◆ Input material:
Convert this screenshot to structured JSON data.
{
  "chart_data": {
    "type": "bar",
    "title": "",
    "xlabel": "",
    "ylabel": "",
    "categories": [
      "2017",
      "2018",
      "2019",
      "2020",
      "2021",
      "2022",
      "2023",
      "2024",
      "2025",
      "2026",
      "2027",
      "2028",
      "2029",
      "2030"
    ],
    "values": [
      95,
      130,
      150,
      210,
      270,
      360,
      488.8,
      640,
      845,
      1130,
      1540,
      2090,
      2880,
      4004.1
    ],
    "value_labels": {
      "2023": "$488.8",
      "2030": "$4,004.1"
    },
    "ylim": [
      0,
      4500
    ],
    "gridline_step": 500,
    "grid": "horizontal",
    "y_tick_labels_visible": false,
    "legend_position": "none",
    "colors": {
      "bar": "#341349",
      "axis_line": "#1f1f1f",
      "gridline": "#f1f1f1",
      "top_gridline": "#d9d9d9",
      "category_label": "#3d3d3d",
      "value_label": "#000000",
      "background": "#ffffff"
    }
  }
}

◆ Written instruction:
Extract the data exactly as given.

◆ The reply:
Convert this screenshot to structured JSON data.
{
  "chart_data": {
    "type": "bar",
    "title": "",
    "xlabel": "",
    "ylabel": "",
    "categories": [
      "2017",
      "2018",
      "2019",
      "2020",
      "2021",
      "2022",
      "2023",
      "2024",
      "2025",
      "2026",
      "2027",
      "2028",
      "2029",
      "2030"
    ],
    "values": [
      95,
      130,
      150,
      210,
      270,
      360,
      488.8,
      640,
      845,
      1130,
      1540,
      2090,
      2880,
      4004.1
    ],
    "value_labels": {
      "2023": "$488.8",
      "2030": "$4,004.1"
    },
    "ylim": [
      0,
      4500
    ],
    "gridline_step": 500,
    "grid": "horizontal",
    "y_tick_labels_visible": false,
    "legend_position": "none",
    "colors": {
      "bar": "#341349",
      "axis_line": "#1f1f1f",
      "gridline": "#f1f1f1",
      "top_gridline": "#d9d9d9",
      "category_label": "#3d3d3d",
      "value_label": "#000000",
      "background": "#ffffff"
    }
  }
}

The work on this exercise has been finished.